GIVEN PROBLEM:
Each record must be reproduced exactly as it is shown.

[Stored records]
- - -
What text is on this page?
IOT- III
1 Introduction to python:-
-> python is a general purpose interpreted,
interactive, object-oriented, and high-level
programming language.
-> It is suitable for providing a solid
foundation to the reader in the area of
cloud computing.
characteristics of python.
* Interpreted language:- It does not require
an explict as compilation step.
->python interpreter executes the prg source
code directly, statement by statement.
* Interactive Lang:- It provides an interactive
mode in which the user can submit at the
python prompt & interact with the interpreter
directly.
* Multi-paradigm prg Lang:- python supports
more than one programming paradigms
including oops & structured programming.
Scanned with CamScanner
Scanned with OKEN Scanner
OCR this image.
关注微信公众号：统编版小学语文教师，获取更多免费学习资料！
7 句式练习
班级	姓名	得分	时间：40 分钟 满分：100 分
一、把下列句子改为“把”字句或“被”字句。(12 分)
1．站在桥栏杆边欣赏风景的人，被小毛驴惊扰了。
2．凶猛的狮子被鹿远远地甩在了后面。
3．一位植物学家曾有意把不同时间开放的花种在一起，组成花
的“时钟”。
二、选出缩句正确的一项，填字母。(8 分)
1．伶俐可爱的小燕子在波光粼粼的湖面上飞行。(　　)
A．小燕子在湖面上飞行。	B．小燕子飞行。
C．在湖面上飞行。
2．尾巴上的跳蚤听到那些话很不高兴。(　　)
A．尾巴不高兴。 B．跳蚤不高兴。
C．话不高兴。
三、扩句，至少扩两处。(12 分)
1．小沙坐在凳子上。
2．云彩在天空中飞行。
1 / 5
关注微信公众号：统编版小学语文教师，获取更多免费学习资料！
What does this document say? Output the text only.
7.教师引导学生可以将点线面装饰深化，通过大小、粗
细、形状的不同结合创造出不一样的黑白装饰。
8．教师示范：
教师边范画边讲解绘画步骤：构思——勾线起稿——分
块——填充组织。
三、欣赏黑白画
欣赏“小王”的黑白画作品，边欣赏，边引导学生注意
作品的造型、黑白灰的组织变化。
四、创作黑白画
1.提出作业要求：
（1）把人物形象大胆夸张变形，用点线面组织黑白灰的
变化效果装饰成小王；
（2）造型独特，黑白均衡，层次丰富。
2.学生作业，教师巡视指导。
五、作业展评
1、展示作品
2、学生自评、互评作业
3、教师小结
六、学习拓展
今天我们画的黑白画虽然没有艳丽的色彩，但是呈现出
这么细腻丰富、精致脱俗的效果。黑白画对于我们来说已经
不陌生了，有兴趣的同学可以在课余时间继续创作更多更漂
- - -
FULL ANSWER:
What text is on this page?
IOT- III
1 Introduction to python:-
-> python is a general purpose interpreted,
interactive, object-oriented, and high-level
programming language.
-> It is suitable for providing a solid
foundation to the reader in the area of
cloud computing.
characteristics of python.
* Interpreted language:- It does not require
an explict as compilation step.
->python interpreter executes the prg source
code directly, statement by statement.
* Interactive Lang:- It provides an interactive
mode in which the user can submit at the
python prompt & interact with the interpreter
directly.
* Multi-paradigm prg Lang:- python supports
more than one programming paradigms
including oops & structured programming.
Scanned with CamScanner
Scanned with OKEN Scanner
OCR this image.
关注微信公众号：统编版小学语文教师，获取更多免费学习资料！
7 句式练习
班级	姓名	得分	时间：40 分钟 满分：100 分
一、把下列句子改为“把”字句或“被”字句。(12 分)
1．站在桥栏杆边欣赏风景的人，被小毛驴惊扰了。
2．凶猛的狮子被鹿远远地甩在了后面。
3．一位植物学家曾有意把不同时间开放的花种在一起，组成花
的“时钟”。
二、选出缩句正确的一项，填字母。(8 分)
1．伶俐可爱的小燕子在波光粼粼的湖面上飞行。(　　)
A．小燕子在湖面上飞行。	B．小燕子飞行。
C．在湖面上飞行。
2．尾巴上的跳蚤听到那些话很不高兴。(　　)
A．尾巴不高兴。 B．跳蚤不高兴。
C．话不高兴。
三、扩句，至少扩两处。(12 分)
1．小沙坐在凳子上。
2．云彩在天空中飞行。
1 / 5
关注微信公众号：统编版小学语文教师，获取更多免费学习资料！
What does this document say? Output the text only.
7.教师引导学生可以将点线面装饰深化，通过大小、粗
细、形状的不同结合创造出不一样的黑白装饰。
8．教师示范：
教师边范画边讲解绘画步骤：构思——勾线起稿——分
块——填充组织。
三、欣赏黑白画
欣赏“小王”的黑白画作品，边欣赏，边引导学生注意
作品的造型、黑白灰的组织变化。
四、创作黑白画
1.提出作业要求：
（1）把人物形象大胆夸张变形，用点线面组织黑白灰的
变化效果装饰成小王；
（2）造型独特，黑白均衡，层次丰富。
2.学生作业，教师巡视指导。
五、作业展评
1、展示作品
2、学生自评、互评作业
3、教师小结
六、学习拓展
今天我们画的黑白画虽然没有艳丽的色彩，但是呈现出
这么细腻丰富、精致脱俗的效果。黑白画对于我们来说已经
不陌生了，有兴趣的同学可以在课余时间继续创作更多更漂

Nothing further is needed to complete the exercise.